** start Records to process **
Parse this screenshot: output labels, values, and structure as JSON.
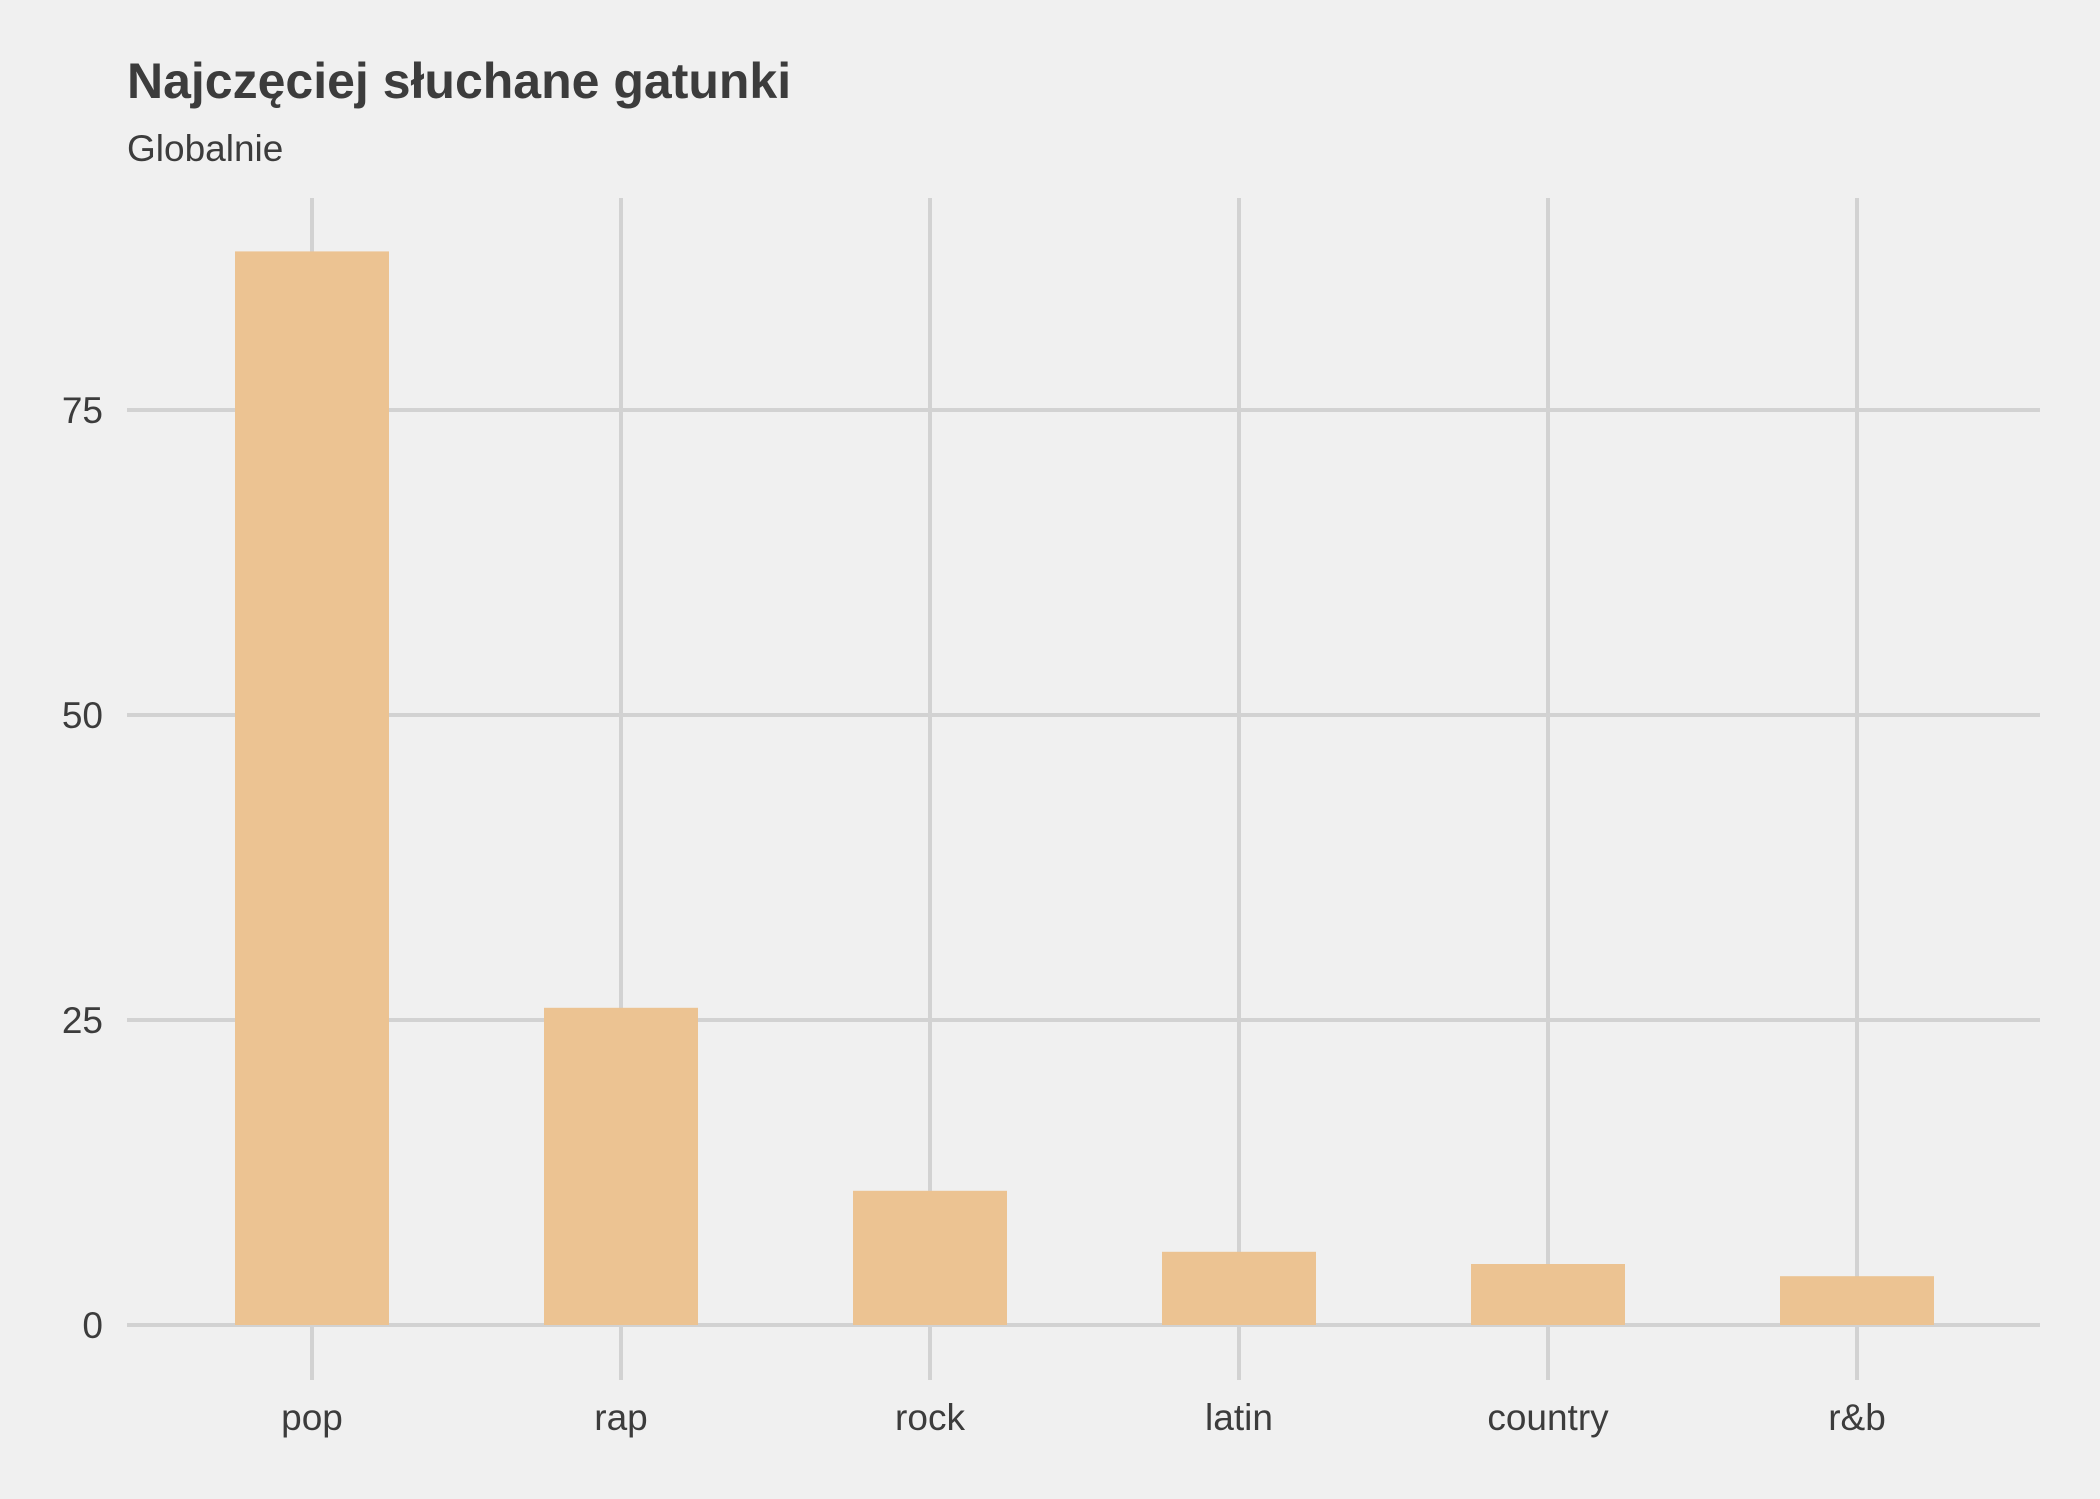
{
  "chart_data": {
    "type": "bar",
    "title": "Najczęciej słuchane gatunki",
    "subtitle": "Globalnie",
    "xlabel": "",
    "ylabel": "",
    "categories": [
      "pop",
      "rap",
      "rock",
      "latin",
      "country",
      "r&b"
    ],
    "values": [
      88,
      26,
      11,
      6,
      5,
      4
    ],
    "ylim": [
      0,
      92.5
    ],
    "yticks": [
      0,
      25,
      50,
      75
    ],
    "grid": true,
    "legend": "none",
    "bar_color": "#ecc392",
    "grid_color": "#d2d2d2",
    "background_color": "#f0f0f0",
    "text_color": "#3c3c3c"
  }
}
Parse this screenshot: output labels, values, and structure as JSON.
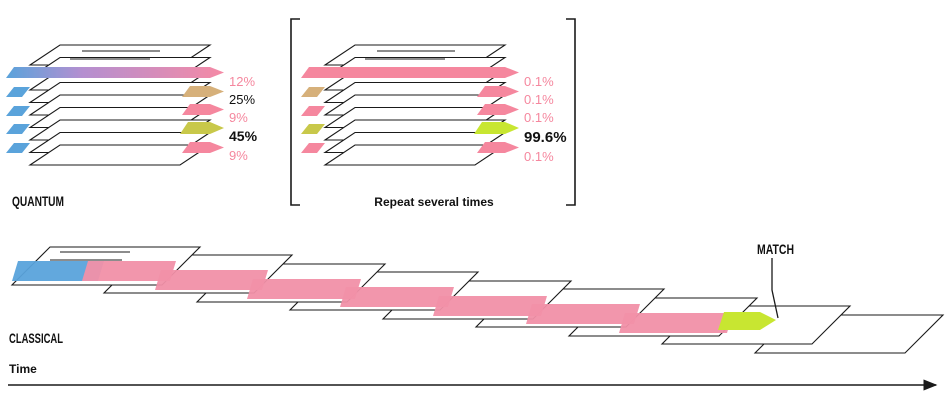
** end Records to process **
• _What the exercise asks_
Will you restate every entry word for word and omit the images?

• _Completed exercise_
Parse this screenshot: output labels, values, and structure as JSON.
{
  "chart_data": {
    "type": "bar",
    "title": "Najczęciej słuchane gatunki",
    "subtitle": "Globalnie",
    "xlabel": "",
    "ylabel": "",
    "categories": [
      "pop",
      "rap",
      "rock",
      "latin",
      "country",
      "r&b"
    ],
    "values": [
      88,
      26,
      11,
      6,
      5,
      4
    ],
    "ylim": [
      0,
      92.5
    ],
    "yticks": [
      0,
      25,
      50,
      75
    ],
    "grid": true,
    "legend": "none",
    "bar_color": "#ecc392",
    "grid_color": "#d2d2d2",
    "background_color": "#f0f0f0",
    "text_color": "#3c3c3c"
  }
}
Parse this screenshot: output labels, values, and structure as JSON.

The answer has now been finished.